### SUPPLIED RECORDS
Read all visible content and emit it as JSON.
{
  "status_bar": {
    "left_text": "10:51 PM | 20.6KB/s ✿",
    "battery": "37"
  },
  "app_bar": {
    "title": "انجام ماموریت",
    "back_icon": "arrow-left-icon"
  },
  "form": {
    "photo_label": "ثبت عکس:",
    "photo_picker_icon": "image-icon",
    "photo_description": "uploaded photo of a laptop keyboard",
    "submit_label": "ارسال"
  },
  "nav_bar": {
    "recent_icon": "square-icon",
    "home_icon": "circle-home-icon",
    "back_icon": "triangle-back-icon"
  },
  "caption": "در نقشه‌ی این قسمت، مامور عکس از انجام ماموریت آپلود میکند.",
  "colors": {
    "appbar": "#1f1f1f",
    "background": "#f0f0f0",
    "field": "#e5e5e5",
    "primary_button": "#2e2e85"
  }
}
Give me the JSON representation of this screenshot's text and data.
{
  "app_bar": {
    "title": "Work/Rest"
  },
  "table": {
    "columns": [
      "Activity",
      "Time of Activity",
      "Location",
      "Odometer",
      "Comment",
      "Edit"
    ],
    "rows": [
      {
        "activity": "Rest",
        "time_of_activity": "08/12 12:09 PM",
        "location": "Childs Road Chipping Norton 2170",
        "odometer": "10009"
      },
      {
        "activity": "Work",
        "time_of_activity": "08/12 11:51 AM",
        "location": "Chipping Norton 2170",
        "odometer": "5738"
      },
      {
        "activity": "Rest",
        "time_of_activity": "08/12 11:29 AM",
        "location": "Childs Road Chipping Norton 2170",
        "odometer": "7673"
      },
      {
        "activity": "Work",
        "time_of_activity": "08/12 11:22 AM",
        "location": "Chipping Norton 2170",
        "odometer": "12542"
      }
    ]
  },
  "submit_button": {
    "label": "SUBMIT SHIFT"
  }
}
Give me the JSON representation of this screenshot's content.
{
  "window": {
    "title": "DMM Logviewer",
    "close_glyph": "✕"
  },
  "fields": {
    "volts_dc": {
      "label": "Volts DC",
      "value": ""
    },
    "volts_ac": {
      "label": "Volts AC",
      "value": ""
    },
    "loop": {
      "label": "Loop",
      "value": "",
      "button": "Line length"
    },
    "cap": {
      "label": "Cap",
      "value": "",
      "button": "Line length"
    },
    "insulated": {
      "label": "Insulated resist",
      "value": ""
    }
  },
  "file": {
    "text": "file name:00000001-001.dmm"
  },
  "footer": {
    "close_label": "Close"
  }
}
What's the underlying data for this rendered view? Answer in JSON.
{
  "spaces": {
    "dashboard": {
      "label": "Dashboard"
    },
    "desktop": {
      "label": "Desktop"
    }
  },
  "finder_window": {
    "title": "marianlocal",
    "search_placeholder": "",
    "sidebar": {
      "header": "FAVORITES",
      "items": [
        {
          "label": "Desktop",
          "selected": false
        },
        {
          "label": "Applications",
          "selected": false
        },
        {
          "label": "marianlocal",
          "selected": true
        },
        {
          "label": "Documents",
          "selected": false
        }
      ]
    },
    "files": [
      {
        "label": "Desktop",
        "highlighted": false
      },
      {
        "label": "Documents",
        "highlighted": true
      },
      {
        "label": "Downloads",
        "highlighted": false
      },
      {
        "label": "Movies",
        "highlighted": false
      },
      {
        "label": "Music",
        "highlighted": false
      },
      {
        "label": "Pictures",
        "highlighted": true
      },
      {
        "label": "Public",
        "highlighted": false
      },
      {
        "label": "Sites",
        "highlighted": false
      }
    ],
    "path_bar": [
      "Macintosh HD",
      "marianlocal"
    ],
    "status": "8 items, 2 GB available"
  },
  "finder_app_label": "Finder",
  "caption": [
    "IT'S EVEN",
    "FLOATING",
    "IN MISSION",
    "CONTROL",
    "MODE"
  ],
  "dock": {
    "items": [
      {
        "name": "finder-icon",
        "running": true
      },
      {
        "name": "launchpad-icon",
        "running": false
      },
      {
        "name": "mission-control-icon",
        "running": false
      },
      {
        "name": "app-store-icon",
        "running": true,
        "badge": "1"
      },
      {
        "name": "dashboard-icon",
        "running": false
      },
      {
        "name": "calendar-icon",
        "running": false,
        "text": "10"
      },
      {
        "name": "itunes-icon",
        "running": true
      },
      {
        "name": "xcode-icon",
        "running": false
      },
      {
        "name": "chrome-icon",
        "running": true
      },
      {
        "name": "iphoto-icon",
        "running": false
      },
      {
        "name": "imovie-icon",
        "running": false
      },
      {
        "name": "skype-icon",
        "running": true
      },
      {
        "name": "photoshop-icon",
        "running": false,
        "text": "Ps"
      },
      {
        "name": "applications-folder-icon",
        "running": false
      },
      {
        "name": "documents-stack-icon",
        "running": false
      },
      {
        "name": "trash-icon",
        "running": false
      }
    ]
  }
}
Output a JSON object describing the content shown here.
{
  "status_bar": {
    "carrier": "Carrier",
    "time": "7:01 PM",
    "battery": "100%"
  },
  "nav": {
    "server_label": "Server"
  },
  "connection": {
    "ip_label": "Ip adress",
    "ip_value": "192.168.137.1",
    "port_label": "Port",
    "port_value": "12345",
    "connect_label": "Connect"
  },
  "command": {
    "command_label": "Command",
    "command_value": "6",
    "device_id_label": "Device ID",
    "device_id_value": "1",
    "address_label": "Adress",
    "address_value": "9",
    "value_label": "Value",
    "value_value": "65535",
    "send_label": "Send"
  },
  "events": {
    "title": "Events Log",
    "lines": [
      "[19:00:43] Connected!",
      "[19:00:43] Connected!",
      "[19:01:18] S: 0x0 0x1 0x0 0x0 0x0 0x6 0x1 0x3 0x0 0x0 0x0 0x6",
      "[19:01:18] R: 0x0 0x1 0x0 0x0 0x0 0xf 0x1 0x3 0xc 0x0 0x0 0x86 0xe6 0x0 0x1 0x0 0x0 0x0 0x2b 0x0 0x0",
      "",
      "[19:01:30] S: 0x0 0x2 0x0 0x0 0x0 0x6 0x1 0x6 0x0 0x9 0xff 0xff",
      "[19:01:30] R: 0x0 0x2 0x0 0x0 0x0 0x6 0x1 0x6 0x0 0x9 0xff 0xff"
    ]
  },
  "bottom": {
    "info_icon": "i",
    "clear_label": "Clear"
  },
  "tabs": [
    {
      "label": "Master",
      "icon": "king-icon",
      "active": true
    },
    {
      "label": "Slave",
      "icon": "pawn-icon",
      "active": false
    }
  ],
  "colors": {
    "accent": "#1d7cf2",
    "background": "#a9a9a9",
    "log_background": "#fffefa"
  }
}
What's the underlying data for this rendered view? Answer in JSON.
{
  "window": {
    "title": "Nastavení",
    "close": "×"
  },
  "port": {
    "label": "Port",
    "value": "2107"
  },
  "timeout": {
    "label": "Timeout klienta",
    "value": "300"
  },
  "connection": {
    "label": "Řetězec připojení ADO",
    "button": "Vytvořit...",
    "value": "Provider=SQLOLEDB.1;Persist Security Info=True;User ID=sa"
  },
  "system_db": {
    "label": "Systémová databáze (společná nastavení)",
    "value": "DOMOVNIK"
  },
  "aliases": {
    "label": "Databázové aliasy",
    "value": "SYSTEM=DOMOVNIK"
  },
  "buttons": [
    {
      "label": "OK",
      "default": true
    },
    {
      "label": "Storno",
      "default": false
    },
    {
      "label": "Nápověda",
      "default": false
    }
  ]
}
######
# [WHAT YOU HAVE TO DO]
Return each line of the data exactly as written above.

# [ANSWER TO THIS PROBLEM]
Read all visible content and emit it as JSON.
{
  "status_bar": {
    "left_text": "10:51 PM | 20.6KB/s ✿",
    "battery": "37"
  },
  "app_bar": {
    "title": "انجام ماموریت",
    "back_icon": "arrow-left-icon"
  },
  "form": {
    "photo_label": "ثبت عکس:",
    "photo_picker_icon": "image-icon",
    "photo_description": "uploaded photo of a laptop keyboard",
    "submit_label": "ارسال"
  },
  "nav_bar": {
    "recent_icon": "square-icon",
    "home_icon": "circle-home-icon",
    "back_icon": "triangle-back-icon"
  },
  "caption": "در نقشه‌ی این قسمت، مامور عکس از انجام ماموریت آپلود میکند.",
  "colors": {
    "appbar": "#1f1f1f",
    "background": "#f0f0f0",
    "field": "#e5e5e5",
    "primary_button": "#2e2e85"
  }
}
Give me the JSON representation of this screenshot's text and data.
{
  "app_bar": {
    "title": "Work/Rest"
  },
  "table": {
    "columns": [
      "Activity",
      "Time of Activity",
      "Location",
      "Odometer",
      "Comment",
      "Edit"
    ],
    "rows": [
      {
        "activity": "Rest",
        "time_of_activity": "08/12 12:09 PM",
        "location": "Childs Road Chipping Norton 2170",
        "odometer": "10009"
      },
      {
        "activity": "Work",
        "time_of_activity": "08/12 11:51 AM",
        "location": "Chipping Norton 2170",
        "odometer": "5738"
      },
      {
        "activity": "Rest",
        "time_of_activity": "08/12 11:29 AM",
        "location": "Childs Road Chipping Norton 2170",
        "odometer": "7673"
      },
      {
        "activity": "Work",
        "time_of_activity": "08/12 11:22 AM",
        "location": "Chipping Norton 2170",
        "odometer": "12542"
      }
    ]
  },
  "submit_button": {
    "label": "SUBMIT SHIFT"
  }
}
Give me the JSON representation of this screenshot's content.
{
  "window": {
    "title": "DMM Logviewer",
    "close_glyph": "✕"
  },
  "fields": {
    "volts_dc": {
      "label": "Volts DC",
      "value": ""
    },
    "volts_ac": {
      "label": "Volts AC",
      "value": ""
    },
    "loop": {
      "label": "Loop",
      "value": "",
      "button": "Line length"
    },
    "cap": {
      "label": "Cap",
      "value": "",
      "button": "Line length"
    },
    "insulated": {
      "label": "Insulated resist",
      "value": ""
    }
  },
  "file": {
    "text": "file name:00000001-001.dmm"
  },
  "footer": {
    "close_label": "Close"
  }
}
What's the underlying data for this rendered view? Answer in JSON.
{
  "spaces": {
    "dashboard": {
      "label": "Dashboard"
    },
    "desktop": {
      "label": "Desktop"
    }
  },
  "finder_window": {
    "title": "marianlocal",
    "search_placeholder": "",
    "sidebar": {
      "header": "FAVORITES",
      "items": [
        {
          "label": "Desktop",
          "selected": false
        },
        {
          "label": "Applications",
          "selected": false
        },
        {
          "label": "marianlocal",
          "selected": true
        },
        {
          "label": "Documents",
          "selected": false
        }
      ]
    },
    "files": [
      {
        "label": "Desktop",
        "highlighted": false
      },
      {
        "label": "Documents",
        "highlighted": true
      },
      {
        "label": "Downloads",
        "highlighted": false
      },
      {
        "label": "Movies",
        "highlighted": false
      },
      {
        "label": "Music",
        "highlighted": false
      },
      {
        "label": "Pictures",
        "highlighted": true
      },
      {
        "label": "Public",
        "highlighted": false
      },
      {
        "label": "Sites",
        "highlighted": false
      }
    ],
    "path_bar": [
      "Macintosh HD",
      "marianlocal"
    ],
    "status": "8 items, 2 GB available"
  },
  "finder_app_label": "Finder",
  "caption": [
    "IT'S EVEN",
    "FLOATING",
    "IN MISSION",
    "CONTROL",
    "MODE"
  ],
  "dock": {
    "items": [
      {
        "name": "finder-icon",
        "running": true
      },
      {
        "name": "launchpad-icon",
        "running": false
      },
      {
        "name": "mission-control-icon",
        "running": false
      },
      {
        "name": "app-store-icon",
        "running": true,
        "badge": "1"
      },
      {
        "name": "dashboard-icon",
        "running": false
      },
      {
        "name": "calendar-icon",
        "running": false,
        "text": "10"
      },
      {
        "name": "itunes-icon",
        "running": true
      },
      {
        "name": "xcode-icon",
        "running": false
      },
      {
        "name": "chrome-icon",
        "running": true
      },
      {
        "name": "iphoto-icon",
        "running": false
      },
      {
        "name": "imovie-icon",
        "running": false
      },
      {
        "name": "skype-icon",
        "running": true
      },
      {
        "name": "photoshop-icon",
        "running": false,
        "text": "Ps"
      },
      {
        "name": "applications-folder-icon",
        "running": false
      },
      {
        "name": "documents-stack-icon",
        "running": false
      },
      {
        "name": "trash-icon",
        "running": false
      }
    ]
  }
}
Output a JSON object describing the content shown here.
{
  "status_bar": {
    "carrier": "Carrier",
    "time": "7:01 PM",
    "battery": "100%"
  },
  "nav": {
    "server_label": "Server"
  },
  "connection": {
    "ip_label": "Ip adress",
    "ip_value": "192.168.137.1",
    "port_label": "Port",
    "port_value": "12345",
    "connect_label": "Connect"
  },
  "command": {
    "command_label": "Command",
    "command_value": "6",
    "device_id_label": "Device ID",
    "device_id_value": "1",
    "address_label": "Adress",
    "address_value": "9",
    "value_label": "Value",
    "value_value": "65535",
    "send_label": "Send"
  },
  "events": {
    "title": "Events Log",
    "lines": [
      "[19:00:43] Connected!",
      "[19:00:43] Connected!",
      "[19:01:18] S: 0x0 0x1 0x0 0x0 0x0 0x6 0x1 0x3 0x0 0x0 0x0 0x6",
      "[19:01:18] R: 0x0 0x1 0x0 0x0 0x0 0xf 0x1 0x3 0xc 0x0 0x0 0x86 0xe6 0x0 0x1 0x0 0x0 0x0 0x2b 0x0 0x0",
      "",
      "[19:01:30] S: 0x0 0x2 0x0 0x0 0x0 0x6 0x1 0x6 0x0 0x9 0xff 0xff",
      "[19:01:30] R: 0x0 0x2 0x0 0x0 0x0 0x6 0x1 0x6 0x0 0x9 0xff 0xff"
    ]
  },
  "bottom": {
    "info_icon": "i",
    "clear_label": "Clear"
  },
  "tabs": [
    {
      "label": "Master",
      "icon": "king-icon",
      "active": true
    },
    {
      "label": "Slave",
      "icon": "pawn-icon",
      "active": false
    }
  ],
  "colors": {
    "accent": "#1d7cf2",
    "background": "#a9a9a9",
    "log_background": "#fffefa"
  }
}
What's the underlying data for this rendered view? Answer in JSON.
{
  "window": {
    "title": "Nastavení",
    "close": "×"
  },
  "port": {
    "label": "Port",
    "value": "2107"
  },
  "timeout": {
    "label": "Timeout klienta",
    "value": "300"
  },
  "connection": {
    "label": "Řetězec připojení ADO",
    "button": "Vytvořit...",
    "value": "Provider=SQLOLEDB.1;Persist Security Info=True;User ID=sa"
  },
  "system_db": {
    "label": "Systémová databáze (společná nastavení)",
    "value": "DOMOVNIK"
  },
  "aliases": {
    "label": "Databázové aliasy",
    "value": "SYSTEM=DOMOVNIK"
  },
  "buttons": [
    {
      "label": "OK",
      "default": true
    },
    {
      "label": "Storno",
      "default": false
    },
    {
      "label": "Nápověda",
      "default": false
    }
  ]
}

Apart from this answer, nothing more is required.